[START Record extracts]

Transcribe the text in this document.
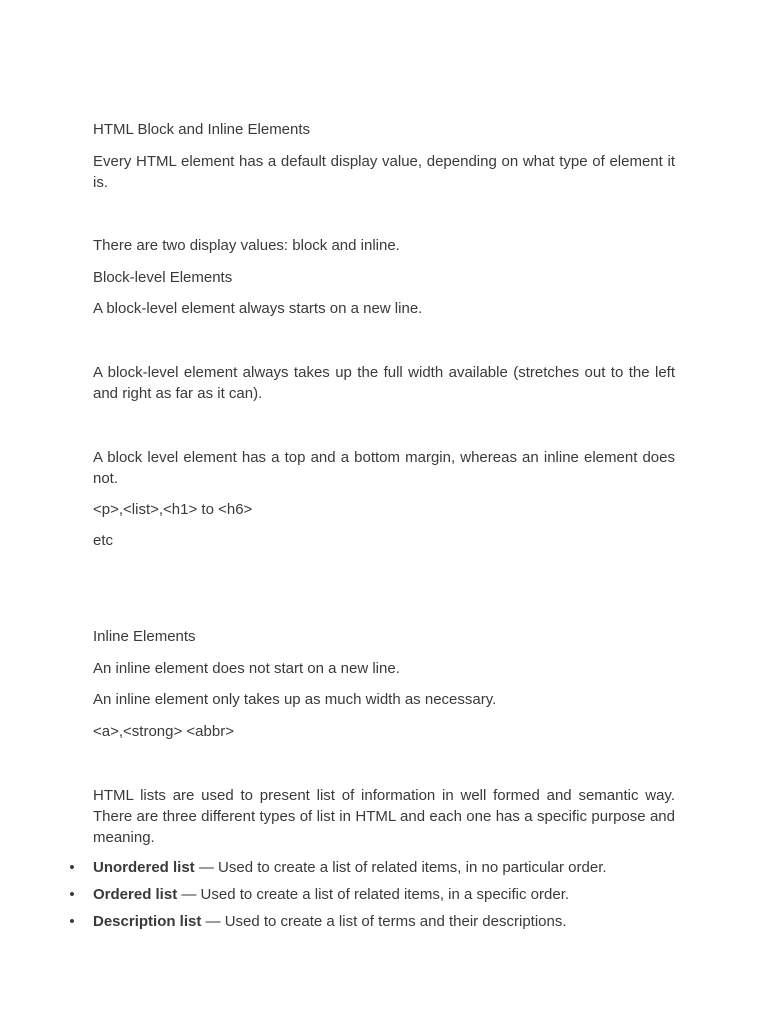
HTML Block and Inline Elements

Every HTML element has a default display value, depending on what type of element it is.

There are two display values: block and inline.

Block-level Elements

A block-level element always starts on a new line.

A block-level element always takes up the full width available (stretches out to the left and right as far as it can).

A block level element has a top and a bottom margin, whereas an inline element does not.

<p>,<list>,<h1> to <h6>

etc

Inline Elements

An inline element does not start on a new line.

An inline element only takes up as much width as necessary.

<a>,<strong> <abbr>

HTML lists are used to present list of information in well formed and semantic way. There are three different types of list in HTML and each one has a specific purpose and meaning.

• Unordered list — Used to create a list of related items, in no particular order.
• Ordered list — Used to create a list of related items, in a specific order.
• Description list — Used to create a list of terms and their descriptions.
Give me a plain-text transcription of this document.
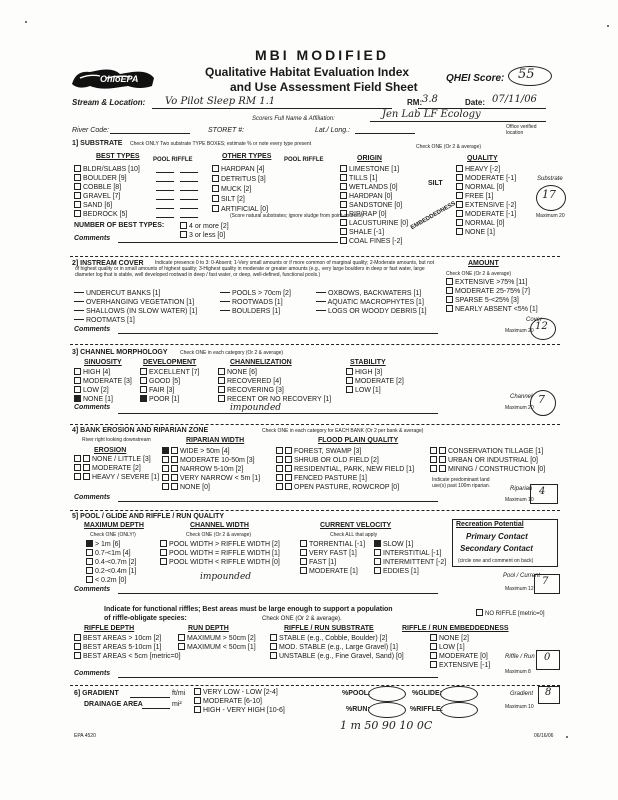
MBI MODIFIED
OhioEPA	Qualitative Habitat Evaluation Index
and Use Assessment Field Sheet
QHEI Score: 55
Stream & Location: Vo Pilot Sleep RM 1.1	RM: 3.8	Date: 07/11/06
Scorers Full Name & Affiliation:	Jen Lab LF Ecology
River Code:	STORET #:	Lat./ Long.:	Office verified location
1] SUBSTRATE Check ONLY Two substrate TYPE BOXES; estimate % or note every type present	Check ONE (Or 2 & average)
BEST TYPES POOL RIFFLE	OTHER TYPES POOL RIFFLE	ORIGIN	QUALITY
BLDR/SLABS [10]
BOULDER [9]
COBBLE [8]
GRAVEL [7]
SAND [6]
BEDROCK [5]
HARDPAN [4]
DETRITUS [3]
MUCK [2]
SILT [2]
ARTIFICIAL [0]
(Score natural substrates; ignore sludge from point-sources)
LIMESTONE [1]
TILLS [1]
WETLANDS [0]
HARDPAN [0]
SANDSTONE [0]
RIP/RAP [0]
LACUSTURINE [0]
SHALE [-1]
COAL FINES [-2]
SILT
EMBEDDEDNESS
HEAVY [-2]
MODERATE [-1]
NORMAL [0]
FREE [1]
EXTENSIVE [-2]
MODERATE [-1]
NORMAL [0]
NONE [1]
NUMBER OF BEST TYPES:	4 or more [2]
3 or less [0]
Comments
Substrate
17
Maximum 20
2] INSTREAM COVER	Indicate presence 0 to 3: 0-Absent; 1-Very small amounts or if more common of marginal quality; 2-Moderate amounts, but not of highest quality or in small amounts of highest quality; 3-Highest quality in moderate or greater amounts (e.g., very large boulders in deep or fast water, large diameter log that is stable, well developed rootwad in deep / fast water, or deep, well-defined, functional pools.)
AMOUNT
Check ONE (Or 2 & average)
UNDERCUT BANKS [1]
OVERHANGING VEGETATION [1]
SHALLOWS (IN SLOW WATER) [1]
ROOTMATS [1]
POOLS > 70cm [2]
ROOTWADS [1]
BOULDERS [1]
OXBOWS, BACKWATERS [1]
AQUATIC MACROPHYTES [1]
LOGS OR WOODY DEBRIS [1]
EXTENSIVE >75% [11]
MODERATE 25-75% [7]
SPARSE 5-<25% [3]
NEARLY ABSENT <5% [1]
Comments
Cover
12
Maximum 20
3] CHANNEL MORPHOLOGY Check ONE in each category (Or 2 & average)
SINUOSITY	DEVELOPMENT	CHANNELIZATION	STABILITY
HIGH [4]
MODERATE [3]
LOW [2]
NONE [1]
EXCELLENT [7]
GOOD [5]
FAIR [3]
POOR [1]
NONE [6]
RECOVERED [4]
RECOVERING [3]
RECENT OR NO RECOVERY [1]
HIGH [3]
MODERATE [2]
LOW [1]
Comments	impounded
Channel 7
Maximum 20
4] BANK EROSION AND RIPARIAN ZONE	Check ONE in each category for EACH BANK (Or 2 per bank & average)
River right looking downstream	RIPARIAN WIDTH	FLOOD PLAIN QUALITY
EROSION
NONE / LITTLE [3]
MODERATE [2]
HEAVY / SEVERE [1]
WIDE > 50m [4]
MODERATE 10-50m [3]
NARROW 5-10m [2]
VERY NARROW < 5m [1]
NONE [0]
FOREST, SWAMP [3]
SHRUB OR OLD FIELD [2]
RESIDENTIAL, PARK, NEW FIELD [1]
FENCED PASTURE [1]
OPEN PASTURE, ROWCROP [0]
CONSERVATION TILLAGE [1]
URBAN OR INDUSTRIAL [0]
MINING / CONSTRUCTION [0]
Indicate predominant land use(s) past 100m riparian.
Comments
Riparian 4
Maximum 10
5] POOL / GLIDE AND RIFFLE / RUN QUALITY
MAXIMUM DEPTH
Check ONE (ONLY!)
> 1m [6]
0.7-<1m [4]
0.4-<0.7m [2]
0.2-<0.4m [1]
< 0.2m [0]
CHANNEL WIDTH
Check ONE (Or 2 & average)
POOL WIDTH > RIFFLE WIDTH [2]
POOL WIDTH = RIFFLE WIDTH [1]
POOL WIDTH < RIFFLE WIDTH [0]
impounded
CURRENT VELOCITY
Check ALL that apply
TORRENTIAL [-1]
VERY FAST [1]
FAST [1]
MODERATE [1]
SLOW [1]
INTERSTITIAL [-1]
INTERMITTENT [-2]
EDDIES [1]
Recreation Potential
Primary Contact
Secondary Contact
(circle one and comment on back)
Comments
Pool / Current 7
Maximum 12
Indicate for functional riffles; Best areas must be large enough to support a population
of riffle-obligate species:	Check ONE (Or 2 & average).
NO RIFFLE [metric=0]
RIFFLE DEPTH	RUN DEPTH	RIFFLE / RUN SUBSTRATE	RIFFLE / RUN EMBEDDEDNESS
BEST AREAS > 10cm [2]
BEST AREAS 5-10cm [1]
BEST AREAS < 5cm [metric=0]
MAXIMUM > 50cm [2]
MAXIMUM < 50cm [1]
STABLE (e.g., Cobble, Boulder) [2]
MOD. STABLE (e.g., Large Gravel) [1]
UNSTABLE (e.g., Fine Gravel, Sand) [0]
NONE [2]
LOW [1]
MODERATE [0]
EXTENSIVE [-1]
Comments
Riffle / Run 0
Maximum 8
6] GRADIENT	ft/mi
DRAINAGE AREA	mi²
VERY LOW - LOW [2-4]
MODERATE [6-10]
HIGH - VERY HIGH [10-6]
%POOL:	%GLIDE:
%RUN:	%RIFFLE:
Gradient 8
Maximum 10
EPA 4520
1 m 50 90 10 0C
06/16/06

[END Record extracts]

Make an exact copy of the records shown above, without the pictures.

## Task response
Transcribe the text in this document.
HTML Block and Inline Elements

Every HTML element has a default display value, depending on what type of element it is.

There are two display values: block and inline.

Block-level Elements

A block-level element always starts on a new line.

A block-level element always takes up the full width available (stretches out to the left and right as far as it can).

A block level element has a top and a bottom margin, whereas an inline element does not.

<p>,<list>,<h1> to <h6>

etc

Inline Elements

An inline element does not start on a new line.

An inline element only takes up as much width as necessary.

<a>,<strong> <abbr>

HTML lists are used to present list of information in well formed and semantic way. There are three different types of list in HTML and each one has a specific purpose and meaning.

• Unordered list — Used to create a list of related items, in no particular order.
• Ordered list — Used to create a list of related items, in a specific order.
• Description list — Used to create a list of terms and their descriptions.
Give me a plain-text transcription of this document.
MBI MODIFIED
OhioEPA	Qualitative Habitat Evaluation Index
and Use Assessment Field Sheet
QHEI Score: 55
Stream & Location: Vo Pilot Sleep RM 1.1	RM: 3.8	Date: 07/11/06
Scorers Full Name & Affiliation:	Jen Lab LF Ecology
River Code:	STORET #:	Lat./ Long.:	Office verified location
1] SUBSTRATE Check ONLY Two substrate TYPE BOXES; estimate % or note every type present	Check ONE (Or 2 & average)
BEST TYPES POOL RIFFLE	OTHER TYPES POOL RIFFLE	ORIGIN	QUALITY
BLDR/SLABS [10]
BOULDER [9]
COBBLE [8]
GRAVEL [7]
SAND [6]
BEDROCK [5]
HARDPAN [4]
DETRITUS [3]
MUCK [2]
SILT [2]
ARTIFICIAL [0]
(Score natural substrates; ignore sludge from point-sources)
LIMESTONE [1]
TILLS [1]
WETLANDS [0]
HARDPAN [0]
SANDSTONE [0]
RIP/RAP [0]
LACUSTURINE [0]
SHALE [-1]
COAL FINES [-2]
SILT
EMBEDDEDNESS
HEAVY [-2]
MODERATE [-1]
NORMAL [0]
FREE [1]
EXTENSIVE [-2]
MODERATE [-1]
NORMAL [0]
NONE [1]
NUMBER OF BEST TYPES:	4 or more [2]
3 or less [0]
Comments
Substrate
17
Maximum 20
2] INSTREAM COVER	Indicate presence 0 to 3: 0-Absent; 1-Very small amounts or if more common of marginal quality; 2-Moderate amounts, but not of highest quality or in small amounts of highest quality; 3-Highest quality in moderate or greater amounts (e.g., very large boulders in deep or fast water, large diameter log that is stable, well developed rootwad in deep / fast water, or deep, well-defined, functional pools.)
AMOUNT
Check ONE (Or 2 & average)
UNDERCUT BANKS [1]
OVERHANGING VEGETATION [1]
SHALLOWS (IN SLOW WATER) [1]
ROOTMATS [1]
POOLS > 70cm [2]
ROOTWADS [1]
BOULDERS [1]
OXBOWS, BACKWATERS [1]
AQUATIC MACROPHYTES [1]
LOGS OR WOODY DEBRIS [1]
EXTENSIVE >75% [11]
MODERATE 25-75% [7]
SPARSE 5-<25% [3]
NEARLY ABSENT <5% [1]
Comments
Cover
12
Maximum 20
3] CHANNEL MORPHOLOGY Check ONE in each category (Or 2 & average)
SINUOSITY	DEVELOPMENT	CHANNELIZATION	STABILITY
HIGH [4]
MODERATE [3]
LOW [2]
NONE [1]
EXCELLENT [7]
GOOD [5]
FAIR [3]
POOR [1]
NONE [6]
RECOVERED [4]
RECOVERING [3]
RECENT OR NO RECOVERY [1]
HIGH [3]
MODERATE [2]
LOW [1]
Comments	impounded
Channel 7
Maximum 20
4] BANK EROSION AND RIPARIAN ZONE	Check ONE in each category for EACH BANK (Or 2 per bank & average)
River right looking downstream	RIPARIAN WIDTH	FLOOD PLAIN QUALITY
EROSION
NONE / LITTLE [3]
MODERATE [2]
HEAVY / SEVERE [1]
WIDE > 50m [4]
MODERATE 10-50m [3]
NARROW 5-10m [2]
VERY NARROW < 5m [1]
NONE [0]
FOREST, SWAMP [3]
SHRUB OR OLD FIELD [2]
RESIDENTIAL, PARK, NEW FIELD [1]
FENCED PASTURE [1]
OPEN PASTURE, ROWCROP [0]
CONSERVATION TILLAGE [1]
URBAN OR INDUSTRIAL [0]
MINING / CONSTRUCTION [0]
Indicate predominant land use(s) past 100m riparian.
Comments
Riparian 4
Maximum 10
5] POOL / GLIDE AND RIFFLE / RUN QUALITY
MAXIMUM DEPTH
Check ONE (ONLY!)
> 1m [6]
0.7-<1m [4]
0.4-<0.7m [2]
0.2-<0.4m [1]
< 0.2m [0]
CHANNEL WIDTH
Check ONE (Or 2 & average)
POOL WIDTH > RIFFLE WIDTH [2]
POOL WIDTH = RIFFLE WIDTH [1]
POOL WIDTH < RIFFLE WIDTH [0]
impounded
CURRENT VELOCITY
Check ALL that apply
TORRENTIAL [-1]
VERY FAST [1]
FAST [1]
MODERATE [1]
SLOW [1]
INTERSTITIAL [-1]
INTERMITTENT [-2]
EDDIES [1]
Recreation Potential
Primary Contact
Secondary Contact
(circle one and comment on back)
Comments
Pool / Current 7
Maximum 12
Indicate for functional riffles; Best areas must be large enough to support a population
of riffle-obligate species:	Check ONE (Or 2 & average).
NO RIFFLE [metric=0]
RIFFLE DEPTH	RUN DEPTH	RIFFLE / RUN SUBSTRATE	RIFFLE / RUN EMBEDDEDNESS
BEST AREAS > 10cm [2]
BEST AREAS 5-10cm [1]
BEST AREAS < 5cm [metric=0]
MAXIMUM > 50cm [2]
MAXIMUM < 50cm [1]
STABLE (e.g., Cobble, Boulder) [2]
MOD. STABLE (e.g., Large Gravel) [1]
UNSTABLE (e.g., Fine Gravel, Sand) [0]
NONE [2]
LOW [1]
MODERATE [0]
EXTENSIVE [-1]
Comments
Riffle / Run 0
Maximum 8
6] GRADIENT	ft/mi
DRAINAGE AREA	mi²
VERY LOW - LOW [2-4]
MODERATE [6-10]
HIGH - VERY HIGH [10-6]
%POOL:	%GLIDE:
%RUN:	%RIFFLE:
Gradient 8
Maximum 10
EPA 4520
1 m 50 90 10 0C
06/16/06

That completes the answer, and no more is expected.